## start Data entries

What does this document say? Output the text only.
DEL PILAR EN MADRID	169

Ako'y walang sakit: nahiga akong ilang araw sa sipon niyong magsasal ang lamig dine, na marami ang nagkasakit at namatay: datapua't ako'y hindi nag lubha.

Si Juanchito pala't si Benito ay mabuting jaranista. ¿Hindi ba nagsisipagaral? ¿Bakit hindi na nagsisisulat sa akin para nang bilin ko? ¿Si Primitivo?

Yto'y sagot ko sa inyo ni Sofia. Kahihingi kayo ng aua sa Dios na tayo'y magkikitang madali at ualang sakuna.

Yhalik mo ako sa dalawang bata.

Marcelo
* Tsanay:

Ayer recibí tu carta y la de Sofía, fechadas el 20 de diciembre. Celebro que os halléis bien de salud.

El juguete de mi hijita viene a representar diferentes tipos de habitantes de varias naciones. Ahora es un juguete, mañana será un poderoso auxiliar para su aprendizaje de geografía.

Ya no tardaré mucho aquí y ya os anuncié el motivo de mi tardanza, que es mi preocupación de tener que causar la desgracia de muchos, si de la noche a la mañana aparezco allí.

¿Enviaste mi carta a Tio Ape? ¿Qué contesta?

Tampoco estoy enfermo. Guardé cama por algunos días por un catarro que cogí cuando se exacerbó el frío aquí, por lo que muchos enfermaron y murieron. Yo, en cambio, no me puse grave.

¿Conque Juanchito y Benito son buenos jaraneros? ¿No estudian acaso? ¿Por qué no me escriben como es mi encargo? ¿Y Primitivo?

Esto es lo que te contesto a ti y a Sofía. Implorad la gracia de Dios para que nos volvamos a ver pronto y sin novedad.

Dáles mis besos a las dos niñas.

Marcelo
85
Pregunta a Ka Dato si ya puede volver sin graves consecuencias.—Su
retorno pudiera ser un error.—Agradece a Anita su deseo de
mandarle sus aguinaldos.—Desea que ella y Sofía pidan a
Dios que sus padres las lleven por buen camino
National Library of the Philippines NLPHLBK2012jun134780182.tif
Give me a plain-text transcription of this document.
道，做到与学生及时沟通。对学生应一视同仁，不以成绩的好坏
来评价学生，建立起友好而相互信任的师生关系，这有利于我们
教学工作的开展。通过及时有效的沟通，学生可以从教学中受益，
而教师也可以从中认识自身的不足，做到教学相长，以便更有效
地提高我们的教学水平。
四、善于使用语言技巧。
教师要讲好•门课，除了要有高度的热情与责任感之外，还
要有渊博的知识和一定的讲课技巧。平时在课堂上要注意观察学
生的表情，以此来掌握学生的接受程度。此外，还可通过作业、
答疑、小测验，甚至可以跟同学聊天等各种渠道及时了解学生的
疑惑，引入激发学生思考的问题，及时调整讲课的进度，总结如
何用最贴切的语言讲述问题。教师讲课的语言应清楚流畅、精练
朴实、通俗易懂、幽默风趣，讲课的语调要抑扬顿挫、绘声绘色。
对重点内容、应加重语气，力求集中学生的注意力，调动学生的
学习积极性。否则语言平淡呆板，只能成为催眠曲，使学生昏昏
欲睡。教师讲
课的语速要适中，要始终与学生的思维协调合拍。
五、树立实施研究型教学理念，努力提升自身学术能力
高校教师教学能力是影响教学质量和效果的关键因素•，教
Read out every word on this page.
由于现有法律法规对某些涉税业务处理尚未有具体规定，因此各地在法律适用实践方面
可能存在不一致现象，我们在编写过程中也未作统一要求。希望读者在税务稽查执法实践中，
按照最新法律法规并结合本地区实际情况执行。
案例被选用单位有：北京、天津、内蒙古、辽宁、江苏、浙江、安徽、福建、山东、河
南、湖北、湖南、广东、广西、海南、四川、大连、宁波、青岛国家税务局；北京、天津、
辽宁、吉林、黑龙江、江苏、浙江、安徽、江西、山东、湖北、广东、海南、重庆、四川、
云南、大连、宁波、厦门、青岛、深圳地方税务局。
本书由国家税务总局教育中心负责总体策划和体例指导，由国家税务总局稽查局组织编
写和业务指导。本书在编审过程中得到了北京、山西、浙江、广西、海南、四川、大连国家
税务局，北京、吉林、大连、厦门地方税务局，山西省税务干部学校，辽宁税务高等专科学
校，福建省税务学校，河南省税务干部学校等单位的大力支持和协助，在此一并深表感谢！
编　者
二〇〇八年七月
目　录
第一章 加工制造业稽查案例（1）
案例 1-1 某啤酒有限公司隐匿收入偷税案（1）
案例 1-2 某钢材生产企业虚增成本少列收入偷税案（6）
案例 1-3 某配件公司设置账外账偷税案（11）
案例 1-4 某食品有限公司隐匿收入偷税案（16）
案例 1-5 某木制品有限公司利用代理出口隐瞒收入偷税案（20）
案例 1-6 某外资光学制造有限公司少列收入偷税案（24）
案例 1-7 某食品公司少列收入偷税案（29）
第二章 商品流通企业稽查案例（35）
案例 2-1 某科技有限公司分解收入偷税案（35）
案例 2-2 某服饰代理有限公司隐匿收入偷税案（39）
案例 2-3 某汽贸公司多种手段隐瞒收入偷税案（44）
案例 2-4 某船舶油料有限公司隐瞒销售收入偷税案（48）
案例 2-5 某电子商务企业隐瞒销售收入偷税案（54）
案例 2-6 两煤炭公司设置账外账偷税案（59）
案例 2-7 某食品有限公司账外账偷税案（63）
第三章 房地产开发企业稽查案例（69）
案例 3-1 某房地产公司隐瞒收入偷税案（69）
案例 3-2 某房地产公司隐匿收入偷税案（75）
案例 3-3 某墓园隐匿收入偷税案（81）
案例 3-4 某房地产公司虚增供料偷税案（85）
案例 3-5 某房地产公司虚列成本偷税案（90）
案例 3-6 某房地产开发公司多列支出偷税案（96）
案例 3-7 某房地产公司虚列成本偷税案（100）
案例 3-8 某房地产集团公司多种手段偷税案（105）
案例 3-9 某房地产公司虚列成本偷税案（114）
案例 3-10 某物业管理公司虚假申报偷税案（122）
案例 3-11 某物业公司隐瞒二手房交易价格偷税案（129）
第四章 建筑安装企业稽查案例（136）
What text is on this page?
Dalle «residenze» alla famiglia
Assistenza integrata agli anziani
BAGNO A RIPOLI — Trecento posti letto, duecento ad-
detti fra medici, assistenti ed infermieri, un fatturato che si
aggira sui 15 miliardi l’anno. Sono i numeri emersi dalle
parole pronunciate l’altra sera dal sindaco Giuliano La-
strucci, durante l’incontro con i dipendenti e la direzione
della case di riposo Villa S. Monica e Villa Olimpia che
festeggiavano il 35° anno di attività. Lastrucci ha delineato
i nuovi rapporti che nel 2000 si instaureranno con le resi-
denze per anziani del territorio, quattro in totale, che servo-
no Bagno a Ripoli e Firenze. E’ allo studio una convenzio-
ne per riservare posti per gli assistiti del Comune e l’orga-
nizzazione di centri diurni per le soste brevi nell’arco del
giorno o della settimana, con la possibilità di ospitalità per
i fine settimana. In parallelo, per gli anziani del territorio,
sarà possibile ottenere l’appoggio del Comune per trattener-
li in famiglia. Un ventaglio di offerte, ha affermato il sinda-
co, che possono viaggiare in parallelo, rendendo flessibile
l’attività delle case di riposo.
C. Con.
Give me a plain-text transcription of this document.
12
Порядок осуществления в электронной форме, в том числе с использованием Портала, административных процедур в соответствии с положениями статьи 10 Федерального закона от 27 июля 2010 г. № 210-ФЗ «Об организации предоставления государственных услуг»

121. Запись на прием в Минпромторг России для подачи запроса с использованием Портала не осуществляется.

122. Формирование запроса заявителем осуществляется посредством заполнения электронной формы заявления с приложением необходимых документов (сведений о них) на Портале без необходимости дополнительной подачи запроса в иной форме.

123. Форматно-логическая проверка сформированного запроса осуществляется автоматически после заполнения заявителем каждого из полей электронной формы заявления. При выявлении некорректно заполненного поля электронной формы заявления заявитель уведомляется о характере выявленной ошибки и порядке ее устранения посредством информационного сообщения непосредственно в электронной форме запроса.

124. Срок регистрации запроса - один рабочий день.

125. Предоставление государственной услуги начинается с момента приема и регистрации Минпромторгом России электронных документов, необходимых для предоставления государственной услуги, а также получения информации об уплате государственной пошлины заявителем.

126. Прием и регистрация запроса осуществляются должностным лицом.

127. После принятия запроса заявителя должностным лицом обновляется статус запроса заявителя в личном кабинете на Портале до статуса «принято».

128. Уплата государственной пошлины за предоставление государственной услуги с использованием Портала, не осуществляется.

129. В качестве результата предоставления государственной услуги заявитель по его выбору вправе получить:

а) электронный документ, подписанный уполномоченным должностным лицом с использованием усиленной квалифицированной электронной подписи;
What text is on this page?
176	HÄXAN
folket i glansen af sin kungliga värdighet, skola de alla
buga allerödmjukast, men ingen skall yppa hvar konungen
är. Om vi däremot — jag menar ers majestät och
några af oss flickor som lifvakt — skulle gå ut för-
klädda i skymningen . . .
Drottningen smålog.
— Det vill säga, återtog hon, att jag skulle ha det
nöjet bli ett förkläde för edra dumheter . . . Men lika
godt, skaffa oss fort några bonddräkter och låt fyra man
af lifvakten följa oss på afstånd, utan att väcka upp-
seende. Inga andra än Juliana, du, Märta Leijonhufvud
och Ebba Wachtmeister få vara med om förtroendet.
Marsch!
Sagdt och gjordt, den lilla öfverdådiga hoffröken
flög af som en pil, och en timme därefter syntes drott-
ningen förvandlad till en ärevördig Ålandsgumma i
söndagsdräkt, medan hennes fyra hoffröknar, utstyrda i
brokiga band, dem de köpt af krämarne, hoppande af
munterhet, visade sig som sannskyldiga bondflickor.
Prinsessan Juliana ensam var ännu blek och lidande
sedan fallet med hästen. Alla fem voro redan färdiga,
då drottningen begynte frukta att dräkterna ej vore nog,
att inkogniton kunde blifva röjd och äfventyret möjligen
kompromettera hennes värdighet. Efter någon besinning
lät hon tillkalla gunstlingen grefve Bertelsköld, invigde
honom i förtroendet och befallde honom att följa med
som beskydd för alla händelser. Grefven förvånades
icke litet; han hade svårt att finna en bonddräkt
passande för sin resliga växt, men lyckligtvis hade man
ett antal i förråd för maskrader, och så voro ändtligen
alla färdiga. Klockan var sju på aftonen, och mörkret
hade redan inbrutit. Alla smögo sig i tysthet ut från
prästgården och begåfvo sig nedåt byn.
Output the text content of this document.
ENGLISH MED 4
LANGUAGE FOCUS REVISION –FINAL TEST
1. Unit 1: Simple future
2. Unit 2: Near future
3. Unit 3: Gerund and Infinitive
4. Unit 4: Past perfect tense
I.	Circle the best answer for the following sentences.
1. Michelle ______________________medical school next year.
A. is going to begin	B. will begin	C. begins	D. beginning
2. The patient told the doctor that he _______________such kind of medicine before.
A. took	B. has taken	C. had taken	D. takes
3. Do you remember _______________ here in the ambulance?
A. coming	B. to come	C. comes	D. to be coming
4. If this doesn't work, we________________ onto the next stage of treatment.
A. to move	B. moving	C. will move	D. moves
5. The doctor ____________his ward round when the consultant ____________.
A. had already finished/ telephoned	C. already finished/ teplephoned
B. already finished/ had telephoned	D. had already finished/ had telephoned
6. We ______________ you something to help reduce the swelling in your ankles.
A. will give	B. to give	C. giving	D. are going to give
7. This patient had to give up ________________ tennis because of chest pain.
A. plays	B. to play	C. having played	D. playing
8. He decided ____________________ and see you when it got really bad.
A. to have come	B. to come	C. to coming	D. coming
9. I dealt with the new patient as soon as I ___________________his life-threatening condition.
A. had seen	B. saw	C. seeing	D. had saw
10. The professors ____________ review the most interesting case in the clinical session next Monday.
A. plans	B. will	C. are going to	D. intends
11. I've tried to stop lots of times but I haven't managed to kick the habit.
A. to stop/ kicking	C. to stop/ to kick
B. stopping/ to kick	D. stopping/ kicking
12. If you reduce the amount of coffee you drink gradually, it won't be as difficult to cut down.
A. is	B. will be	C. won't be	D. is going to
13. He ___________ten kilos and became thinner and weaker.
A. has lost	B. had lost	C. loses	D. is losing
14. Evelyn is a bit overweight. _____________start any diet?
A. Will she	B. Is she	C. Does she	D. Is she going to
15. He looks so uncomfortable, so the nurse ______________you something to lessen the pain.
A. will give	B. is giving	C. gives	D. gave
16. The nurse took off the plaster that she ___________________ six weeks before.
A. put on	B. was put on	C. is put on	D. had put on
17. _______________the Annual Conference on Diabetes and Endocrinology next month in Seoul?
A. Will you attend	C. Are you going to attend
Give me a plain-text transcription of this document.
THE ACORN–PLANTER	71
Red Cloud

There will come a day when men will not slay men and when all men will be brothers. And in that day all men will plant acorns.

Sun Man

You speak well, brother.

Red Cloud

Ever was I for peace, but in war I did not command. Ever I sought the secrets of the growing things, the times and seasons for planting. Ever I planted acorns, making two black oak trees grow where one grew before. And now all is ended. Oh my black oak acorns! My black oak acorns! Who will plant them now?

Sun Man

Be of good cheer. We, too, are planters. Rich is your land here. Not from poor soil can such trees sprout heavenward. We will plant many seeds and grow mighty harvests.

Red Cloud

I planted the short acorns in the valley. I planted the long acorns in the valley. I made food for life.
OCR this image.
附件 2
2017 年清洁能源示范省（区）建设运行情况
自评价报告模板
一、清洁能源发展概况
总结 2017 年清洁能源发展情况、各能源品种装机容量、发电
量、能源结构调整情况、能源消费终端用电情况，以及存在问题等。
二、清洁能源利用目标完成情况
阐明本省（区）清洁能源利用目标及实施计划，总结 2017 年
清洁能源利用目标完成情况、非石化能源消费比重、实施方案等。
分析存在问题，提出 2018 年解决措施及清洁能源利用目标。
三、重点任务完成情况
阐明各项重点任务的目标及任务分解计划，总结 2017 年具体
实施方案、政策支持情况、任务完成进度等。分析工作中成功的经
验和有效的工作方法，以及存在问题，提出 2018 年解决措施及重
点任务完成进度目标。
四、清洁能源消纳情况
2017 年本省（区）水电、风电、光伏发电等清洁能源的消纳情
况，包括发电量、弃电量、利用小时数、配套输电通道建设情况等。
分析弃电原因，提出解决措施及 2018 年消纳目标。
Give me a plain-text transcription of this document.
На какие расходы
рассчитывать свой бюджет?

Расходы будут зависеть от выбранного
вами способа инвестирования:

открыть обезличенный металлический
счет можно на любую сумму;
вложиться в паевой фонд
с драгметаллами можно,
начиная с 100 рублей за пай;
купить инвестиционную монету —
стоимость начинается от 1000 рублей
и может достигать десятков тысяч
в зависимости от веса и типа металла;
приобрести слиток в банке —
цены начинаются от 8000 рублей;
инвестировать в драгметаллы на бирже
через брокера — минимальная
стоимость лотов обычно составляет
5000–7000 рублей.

## end Data entries

Given exercise
Tally the lines containing "Benito". Provide the number without any other words.

Expected answer
2